*Records provided*
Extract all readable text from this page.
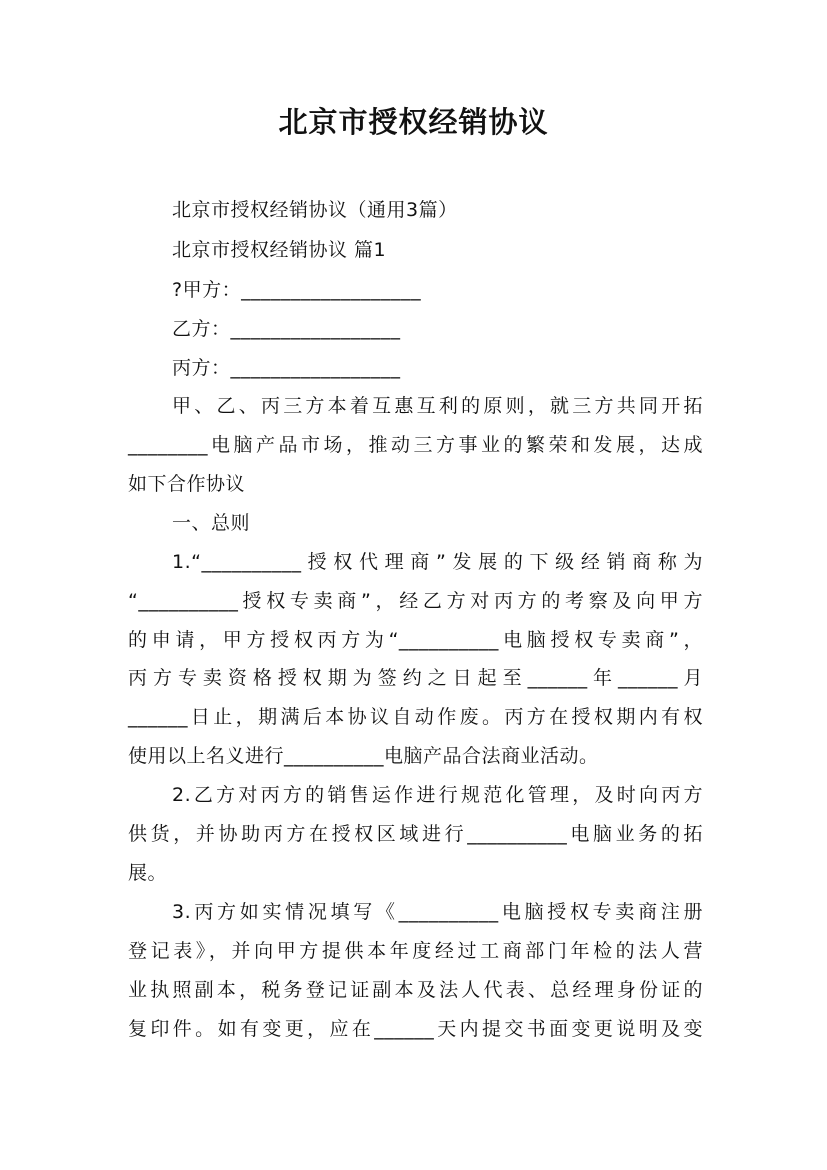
北京市授权经销协议
北京市授权经销协议（通用3篇）
北京市授权经销协议 篇1
?甲方：__________________
乙方：_________________
丙方：_________________
甲、乙、丙三方本着互惠互利的原则，就三方共同开拓
________电脑产品市场，推动三方事业的繁荣和发展，达成
如下合作协议
一、总则
1.“__________授权代理商”发展的下级经销商称为
“__________授权专卖商”，经乙方对丙方的考察及向甲方
的申请，甲方授权丙方为“__________电脑授权专卖商”，
丙方专卖资格授权期为签约之日起至______年______月
______日止，期满后本协议自动作废。丙方在授权期内有权
使用以上名义进行__________电脑产品合法商业活动。
2.乙方对丙方的销售运作进行规范化管理，及时向丙方
供货，并协助丙方在授权区域进行__________电脑业务的拓
展。
3.丙方如实情况填写《__________电脑授权专卖商注册
登记表》，并向甲方提供本年度经过工商部门年检的法人营
业执照副本，税务登记证副本及法人代表、总经理身份证的
复印件。如有变更，应在______天内提交书面变更说明及变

*Exercise directions*
Look through the entries and find each line that has the string "北京市授权经销协议". Copy those lines.

*Completed task*
北京市授权经销协议
北京市授权经销协议（通用3篇）
北京市授权经销协议 篇1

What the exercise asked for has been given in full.